┌────────

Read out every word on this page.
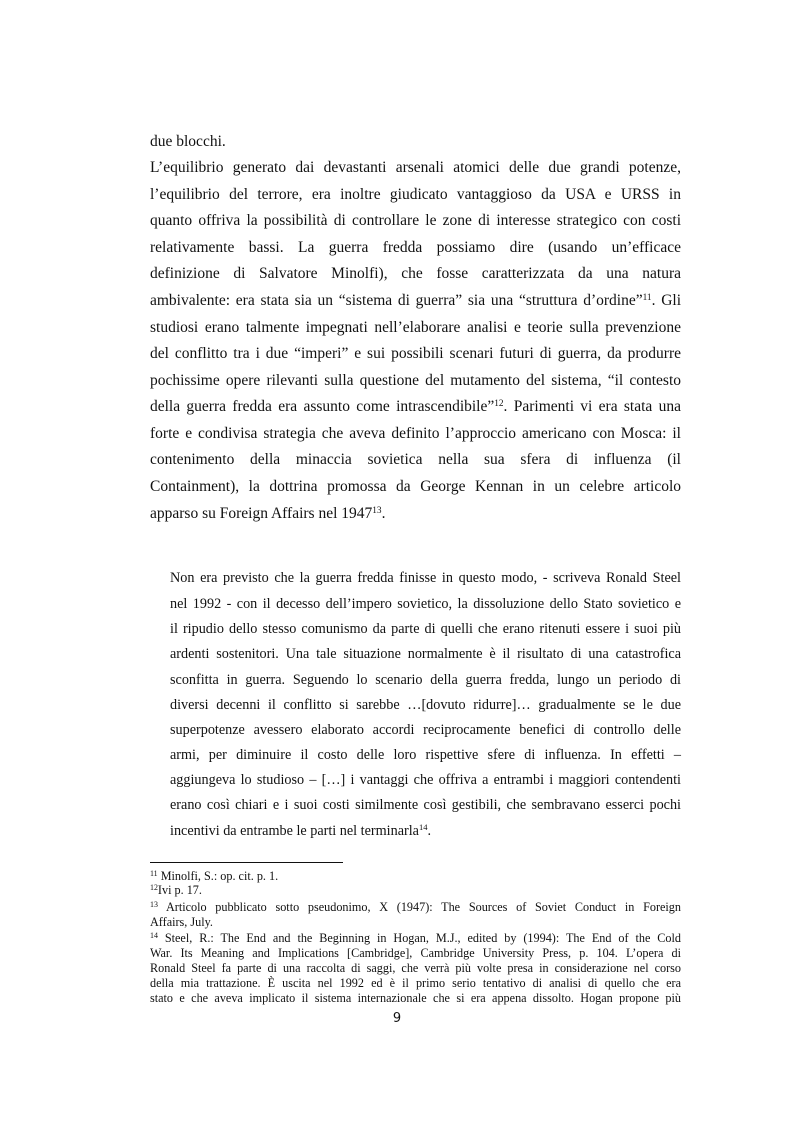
due blocchi.
L’equilibrio generato dai devastanti arsenali atomici delle due grandi potenze,
l’equilibrio del terrore, era inoltre giudicato vantaggioso da USA e URSS in
quanto offriva la possibilità di controllare le zone di interesse strategico con costi
relativamente bassi. La guerra fredda possiamo dire (usando un’efficace
definizione di Salvatore Minolfi), che fosse caratterizzata da una natura
ambivalente: era stata sia un “sistema di guerra” sia una “struttura d’ordine”$^{11}$. Gli
studiosi erano talmente impegnati nell’elaborare analisi e teorie sulla prevenzione
del conflitto tra i due “imperi” e sui possibili scenari futuri di guerra, da produrre
pochissime opere rilevanti sulla questione del mutamento del sistema, “il contesto
della guerra fredda era assunto come intrascendibile”$^{12}$. Parimenti vi era stata una
forte e condivisa strategia che aveva definito l’approccio americano con Mosca: il
contenimento della minaccia sovietica nella sua sfera di influenza (il
Containment), la dottrina promossa da George Kennan in un celebre articolo
apparso su Foreign Affairs nel 1947$^{13}$.
Non era previsto che la guerra fredda finisse in questo modo, - scriveva Ronald Steel
nel 1992 - con il decesso dell’impero sovietico, la dissoluzione dello Stato sovietico e
il ripudio dello stesso comunismo da parte di quelli che erano ritenuti essere i suoi più
ardenti sostenitori. Una tale situazione normalmente è il risultato di una catastrofica
sconfitta in guerra. Seguendo lo scenario della guerra fredda, lungo un periodo di
diversi decenni il conflitto si sarebbe …[dovuto ridurre]… gradualmente se le due
superpotenze avessero elaborato accordi reciprocamente benefici di controllo delle
armi, per diminuire il costo delle loro rispettive sfere di influenza. In effetti –
aggiungeva lo studioso – […] i vantaggi che offriva a entrambi i maggiori contendenti
erano così chiari e i suoi costi similmente così gestibili, che sembravano esserci pochi
incentivi da entrambe le parti nel terminarla$^{14}$.
$^{11}$ Minolfi, S.: op. cit. p. 1.
$^{12}$Ivi p. 17.
$^{13}$ Articolo pubblicato sotto pseudonimo, X (1947): The Sources of Soviet Conduct in Foreign
Affairs, July.
$^{14}$ Steel, R.: The End and the Beginning in Hogan, M.J., edited by (1994): The End of the Cold
War. Its Meaning and Implications [Cambridge], Cambridge University Press, p. 104. L’opera di
Ronald Steel fa parte di una raccolta di saggi, che verrà più volte presa in considerazione nel corso
della mia trattazione. È uscita nel 1992 ed è il primo serio tentativo di analisi di quello che era
stato e che aveva implicato il sistema internazionale che si era appena dissolto. Hogan propone più
9
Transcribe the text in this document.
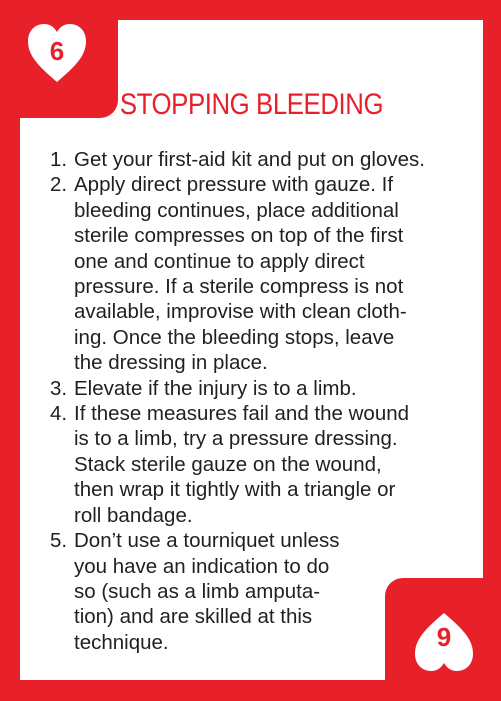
6
9
STOPPING BLEEDING
1. Get your first-aid kit and put on gloves.
2. Apply direct pressure with gauze. If
bleeding continues, place additional
sterile compresses on top of the first
one and continue to apply direct
pressure. If a sterile compress is not
available, improvise with clean cloth-
ing. Once the bleeding stops, leave
the dressing in place.
3. Elevate if the injury is to a limb.
4. If these measures fail and the wound
is to a limb, try a pressure dressing.
Stack sterile gauze on the wound,
then wrap it tightly with a triangle or
roll bandage.
5. Don’t use a tourniquet unless
you have an indication to do
so (such as a limb amputa-
tion) and are skilled at this
technique.
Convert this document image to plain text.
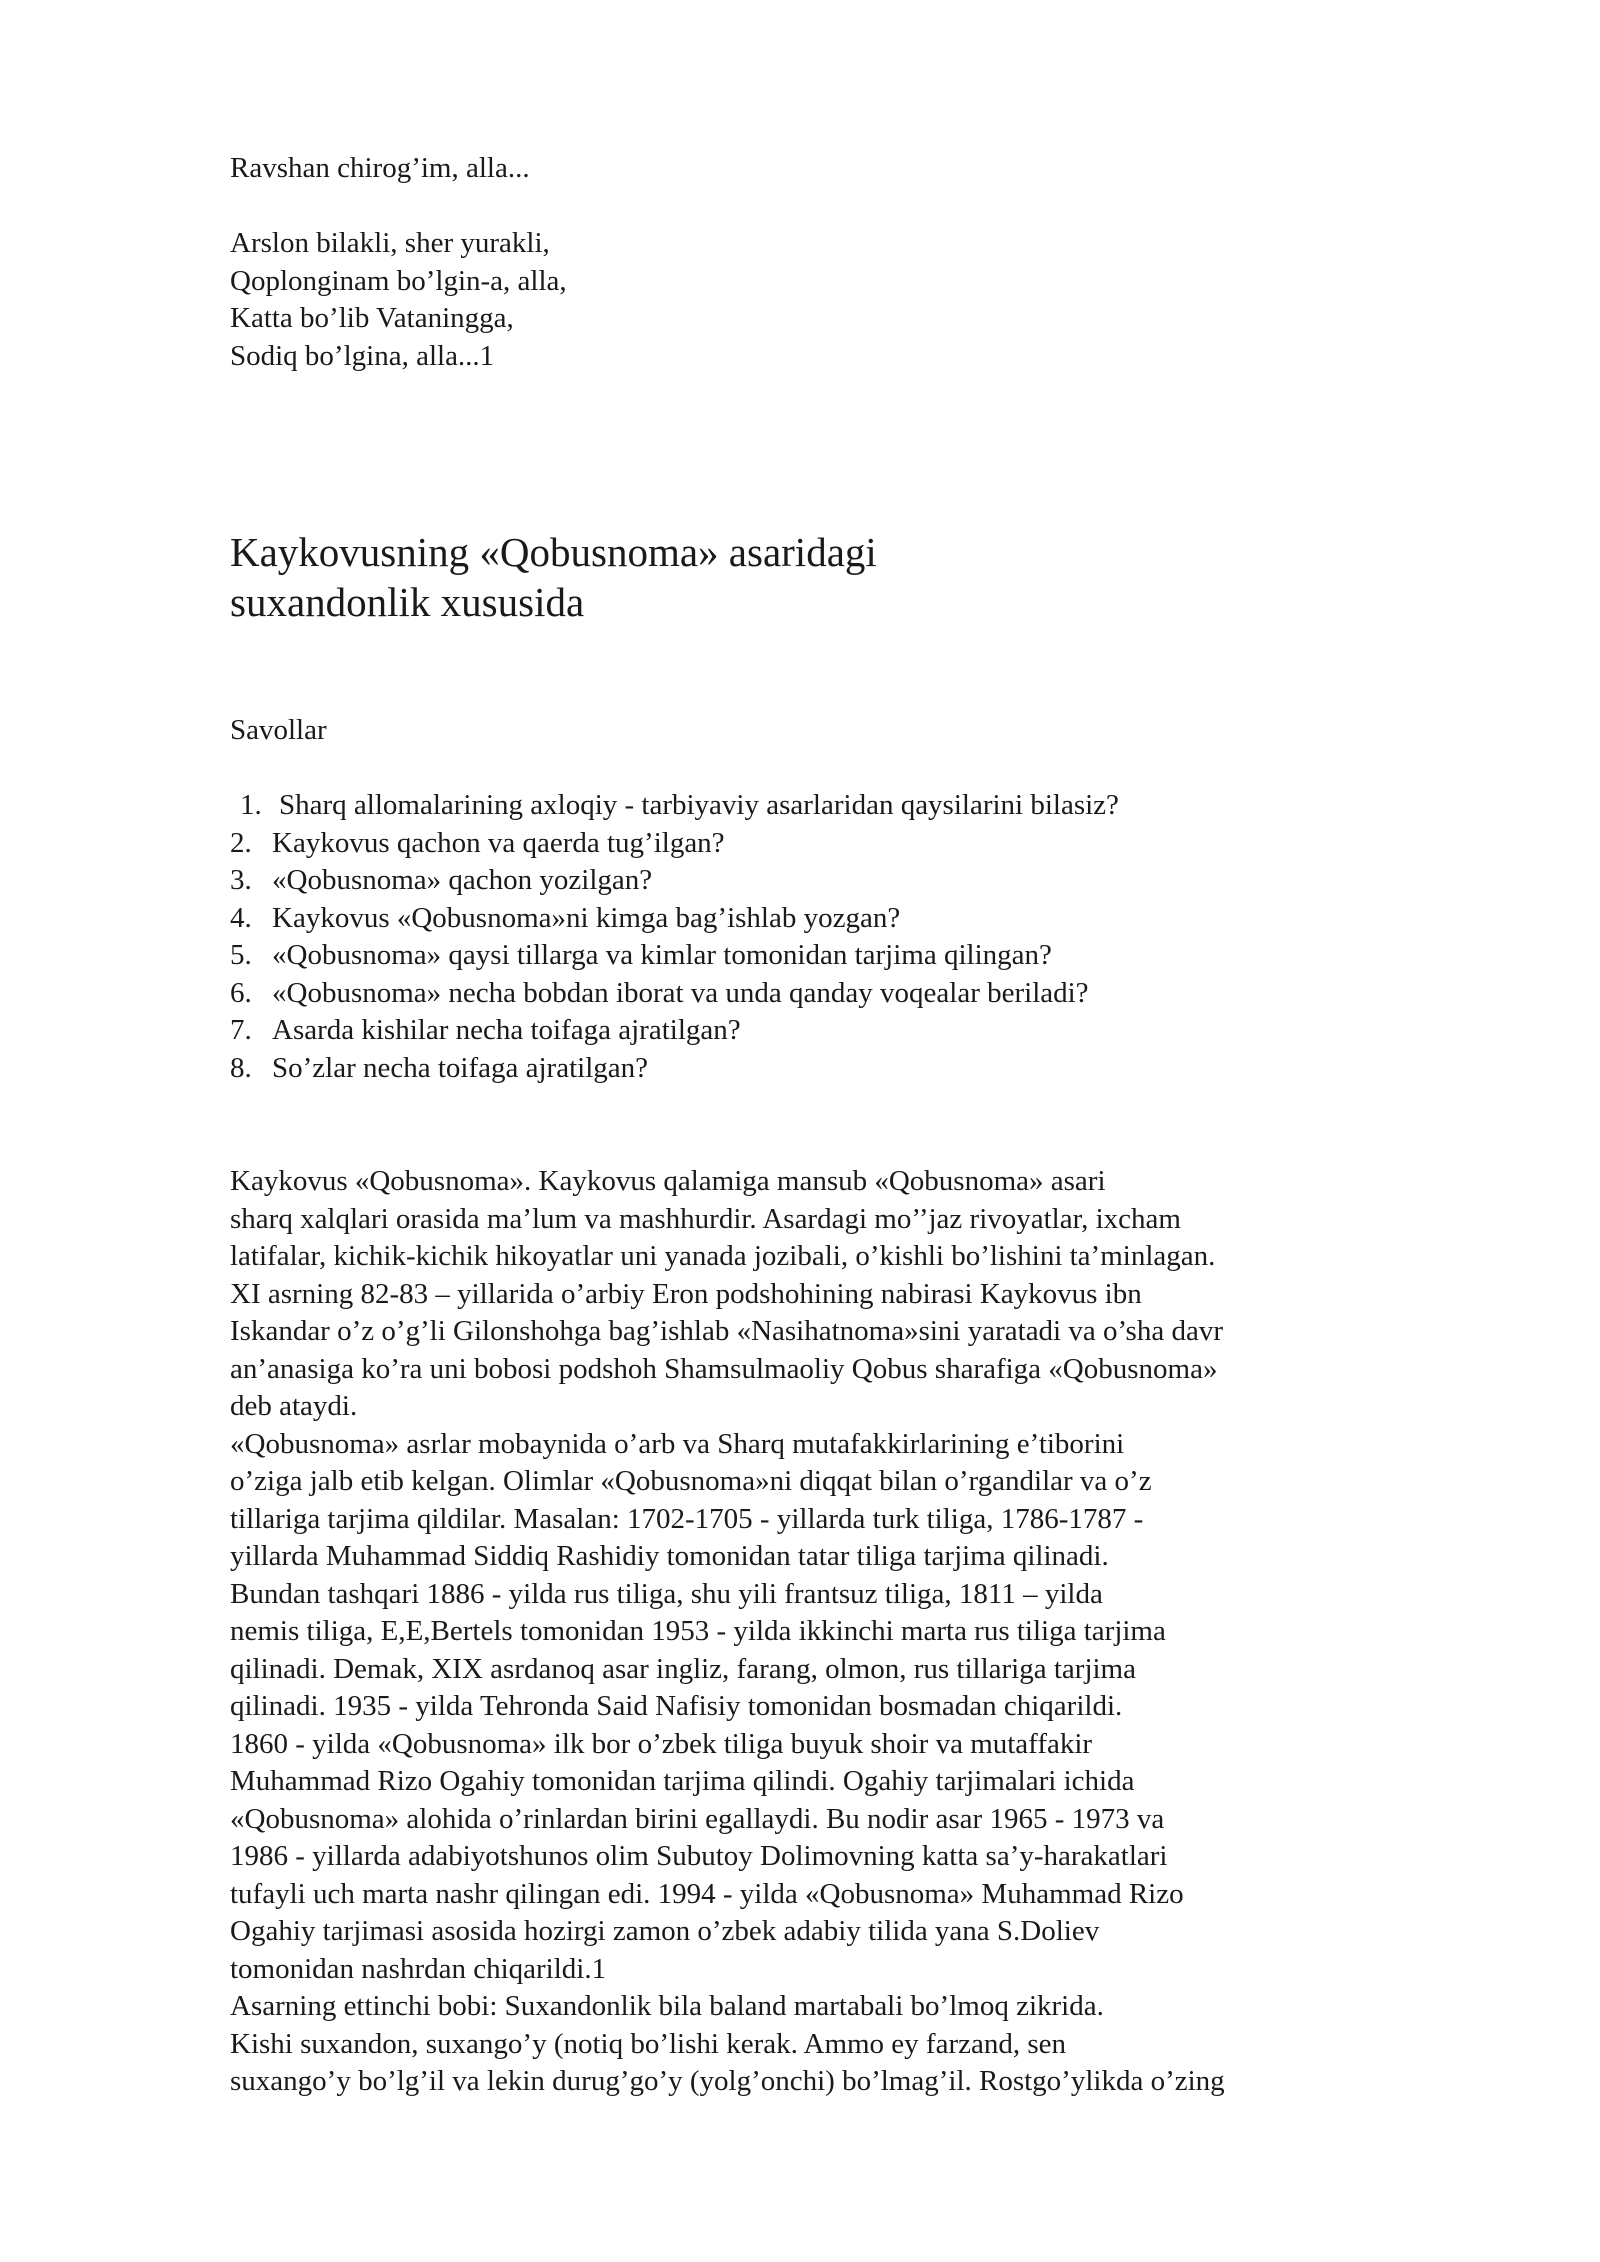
Ravshan chirog’im, alla...

Arslon bilakli, sher yurakli,

Qoplonginam bo’lgin-a, alla,

Katta bo’lib Vataningga,

Sodiq bo’lgina, alla...1

Kaykovusning «Qobusnoma» asaridagi

suxandonlik xususida

Savollar

1. Sharq allomalarining axloqiy - tarbiyaviy asarlaridan qaysilarini bilasiz?
2. Kaykovus qachon va qaerda tug’ilgan?
3. «Qobusnoma» qachon yozilgan?
4. Kaykovus «Qobusnoma»ni kimga bag’ishlab yozgan?
5. «Qobusnoma» qaysi tillarga va kimlar tomonidan tarjima qilingan?
6. «Qobusnoma» necha bobdan iborat va unda qanday voqealar beriladi?
7. Asarda kishilar necha toifaga ajratilgan?
8. So’zlar necha toifaga ajratilgan?

Kaykovus «Qobusnoma». Kaykovus qalamiga mansub «Qobusnoma» asari

sharq xalqlari orasida ma’lum va mashhurdir. Asardagi mo’’jaz rivoyatlar, ixcham

latifalar, kichik-kichik hikoyatlar uni yanada jozibali, o’kishli bo’lishini ta’minlagan.

XI asrning 82-83 – yillarida o’arbiy Eron podshohining nabirasi Kaykovus ibn

Iskandar o’z o’g’li Gilonshohga bag’ishlab «Nasihatnoma»sini yaratadi va o’sha davr

an’anasiga ko’ra uni bobosi podshoh Shamsulmaoliy Qobus sharafiga «Qobusnoma»

deb ataydi.

«Qobusnoma» asrlar mobaynida o’arb va Sharq mutafakkirlarining e’tiborini

o’ziga jalb etib kelgan. Olimlar «Qobusnoma»ni diqqat bilan o’rgandilar va o’z

tillariga tarjima qildilar. Masalan: 1702-1705 - yillarda turk tiliga, 1786-1787 -

yillarda Muhammad Siddiq Rashidiy tomonidan tatar tiliga tarjima qilinadi.

Bundan tashqari 1886 - yilda rus tiliga, shu yili frantsuz tiliga, 1811 – yilda

nemis tiliga, E,E,Bertels tomonidan 1953 - yilda ikkinchi marta rus tiliga tarjima

qilinadi. Demak, XIX asrdanoq asar ingliz, farang, olmon, rus tillariga tarjima

qilinadi. 1935 - yilda Tehronda Said Nafisiy tomonidan bosmadan chiqarildi.

1860 - yilda «Qobusnoma» ilk bor o’zbek tiliga buyuk shoir va mutaffakir

Muhammad Rizo Ogahiy tomonidan tarjima qilindi. Ogahiy tarjimalari ichida

«Qobusnoma» alohida o’rinlardan birini egallaydi. Bu nodir asar 1965 - 1973 va

1986 - yillarda adabiyotshunos olim Subutoy Dolimovning katta sa’y-harakatlari

tufayli uch marta nashr qilingan edi. 1994 - yilda «Qobusnoma» Muhammad Rizo

Ogahiy tarjimasi asosida hozirgi zamon o’zbek adabiy tilida yana S.Doliev

tomonidan nashrdan chiqarildi.1

Asarning ettinchi bobi: Suxandonlik bila baland martabali bo’lmoq zikrida.

Kishi suxandon, suxango’y (notiq bo’lishi kerak. Ammo ey farzand, sen

suxango’y bo’lg’il va lekin durug’go’y (yolg’onchi) bo’lmag’il. Rostgo’ylikda o’zing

└────────

* Exercise directions *
Repeat all of the entries word for word, but omit the pictures.

* Answer to this problem *
Read out every word on this page.
due blocchi.
L’equilibrio generato dai devastanti arsenali atomici delle due grandi potenze,
l’equilibrio del terrore, era inoltre giudicato vantaggioso da USA e URSS in
quanto offriva la possibilità di controllare le zone di interesse strategico con costi
relativamente bassi. La guerra fredda possiamo dire (usando un’efficace
definizione di Salvatore Minolfi), che fosse caratterizzata da una natura
ambivalente: era stata sia un “sistema di guerra” sia una “struttura d’ordine”$^{11}$. Gli
studiosi erano talmente impegnati nell’elaborare analisi e teorie sulla prevenzione
del conflitto tra i due “imperi” e sui possibili scenari futuri di guerra, da produrre
pochissime opere rilevanti sulla questione del mutamento del sistema, “il contesto
della guerra fredda era assunto come intrascendibile”$^{12}$. Parimenti vi era stata una
forte e condivisa strategia che aveva definito l’approccio americano con Mosca: il
contenimento della minaccia sovietica nella sua sfera di influenza (il
Containment), la dottrina promossa da George Kennan in un celebre articolo
apparso su Foreign Affairs nel 1947$^{13}$.
Non era previsto che la guerra fredda finisse in questo modo, - scriveva Ronald Steel
nel 1992 - con il decesso dell’impero sovietico, la dissoluzione dello Stato sovietico e
il ripudio dello stesso comunismo da parte di quelli che erano ritenuti essere i suoi più
ardenti sostenitori. Una tale situazione normalmente è il risultato di una catastrofica
sconfitta in guerra. Seguendo lo scenario della guerra fredda, lungo un periodo di
diversi decenni il conflitto si sarebbe …[dovuto ridurre]… gradualmente se le due
superpotenze avessero elaborato accordi reciprocamente benefici di controllo delle
armi, per diminuire il costo delle loro rispettive sfere di influenza. In effetti –
aggiungeva lo studioso – […] i vantaggi che offriva a entrambi i maggiori contendenti
erano così chiari e i suoi costi similmente così gestibili, che sembravano esserci pochi
incentivi da entrambe le parti nel terminarla$^{14}$.
$^{11}$ Minolfi, S.: op. cit. p. 1.
$^{12}$Ivi p. 17.
$^{13}$ Articolo pubblicato sotto pseudonimo, X (1947): The Sources of Soviet Conduct in Foreign
Affairs, July.
$^{14}$ Steel, R.: The End and the Beginning in Hogan, M.J., edited by (1994): The End of the Cold
War. Its Meaning and Implications [Cambridge], Cambridge University Press, p. 104. L’opera di
Ronald Steel fa parte di una raccolta di saggi, che verrà più volte presa in considerazione nel corso
della mia trattazione. È uscita nel 1992 ed è il primo serio tentativo di analisi di quello che era
stato e che aveva implicato il sistema internazionale che si era appena dissolto. Hogan propone più
9
Transcribe the text in this document.
6
9
STOPPING BLEEDING
1. Get your first-aid kit and put on gloves.
2. Apply direct pressure with gauze. If
bleeding continues, place additional
sterile compresses on top of the first
one and continue to apply direct
pressure. If a sterile compress is not
available, improvise with clean cloth-
ing. Once the bleeding stops, leave
the dressing in place.
3. Elevate if the injury is to a limb.
4. If these measures fail and the wound
is to a limb, try a pressure dressing.
Stack sterile gauze on the wound,
then wrap it tightly with a triangle or
roll bandage.
5. Don’t use a tourniquet unless
you have an indication to do
so (such as a limb amputa-
tion) and are skilled at this
technique.
Convert this document image to plain text.
Ravshan chirog’im, alla...

Arslon bilakli, sher yurakli,

Qoplonginam bo’lgin-a, alla,

Katta bo’lib Vataningga,

Sodiq bo’lgina, alla...1

Kaykovusning «Qobusnoma» asaridagi

suxandonlik xususida

Savollar

1. Sharq allomalarining axloqiy - tarbiyaviy asarlaridan qaysilarini bilasiz?
2. Kaykovus qachon va qaerda tug’ilgan?
3. «Qobusnoma» qachon yozilgan?
4. Kaykovus «Qobusnoma»ni kimga bag’ishlab yozgan?
5. «Qobusnoma» qaysi tillarga va kimlar tomonidan tarjima qilingan?
6. «Qobusnoma» necha bobdan iborat va unda qanday voqealar beriladi?
7. Asarda kishilar necha toifaga ajratilgan?
8. So’zlar necha toifaga ajratilgan?

Kaykovus «Qobusnoma». Kaykovus qalamiga mansub «Qobusnoma» asari

sharq xalqlari orasida ma’lum va mashhurdir. Asardagi mo’’jaz rivoyatlar, ixcham

latifalar, kichik-kichik hikoyatlar uni yanada jozibali, o’kishli bo’lishini ta’minlagan.

XI asrning 82-83 – yillarida o’arbiy Eron podshohining nabirasi Kaykovus ibn

Iskandar o’z o’g’li Gilonshohga bag’ishlab «Nasihatnoma»sini yaratadi va o’sha davr

an’anasiga ko’ra uni bobosi podshoh Shamsulmaoliy Qobus sharafiga «Qobusnoma»

deb ataydi.

«Qobusnoma» asrlar mobaynida o’arb va Sharq mutafakkirlarining e’tiborini

o’ziga jalb etib kelgan. Olimlar «Qobusnoma»ni diqqat bilan o’rgandilar va o’z

tillariga tarjima qildilar. Masalan: 1702-1705 - yillarda turk tiliga, 1786-1787 -

yillarda Muhammad Siddiq Rashidiy tomonidan tatar tiliga tarjima qilinadi.

Bundan tashqari 1886 - yilda rus tiliga, shu yili frantsuz tiliga, 1811 – yilda

nemis tiliga, E,E,Bertels tomonidan 1953 - yilda ikkinchi marta rus tiliga tarjima

qilinadi. Demak, XIX asrdanoq asar ingliz, farang, olmon, rus tillariga tarjima

qilinadi. 1935 - yilda Tehronda Said Nafisiy tomonidan bosmadan chiqarildi.

1860 - yilda «Qobusnoma» ilk bor o’zbek tiliga buyuk shoir va mutaffakir

Muhammad Rizo Ogahiy tomonidan tarjima qilindi. Ogahiy tarjimalari ichida

«Qobusnoma» alohida o’rinlardan birini egallaydi. Bu nodir asar 1965 - 1973 va

1986 - yillarda adabiyotshunos olim Subutoy Dolimovning katta sa’y-harakatlari

tufayli uch marta nashr qilingan edi. 1994 - yilda «Qobusnoma» Muhammad Rizo

Ogahiy tarjimasi asosida hozirgi zamon o’zbek adabiy tilida yana S.Doliev

tomonidan nashrdan chiqarildi.1

Asarning ettinchi bobi: Suxandonlik bila baland martabali bo’lmoq zikrida.

Kishi suxandon, suxango’y (notiq bo’lishi kerak. Ammo ey farzand, sen

suxango’y bo’lg’il va lekin durug’go’y (yolg’onchi) bo’lmag’il. Rostgo’ylikda o’zing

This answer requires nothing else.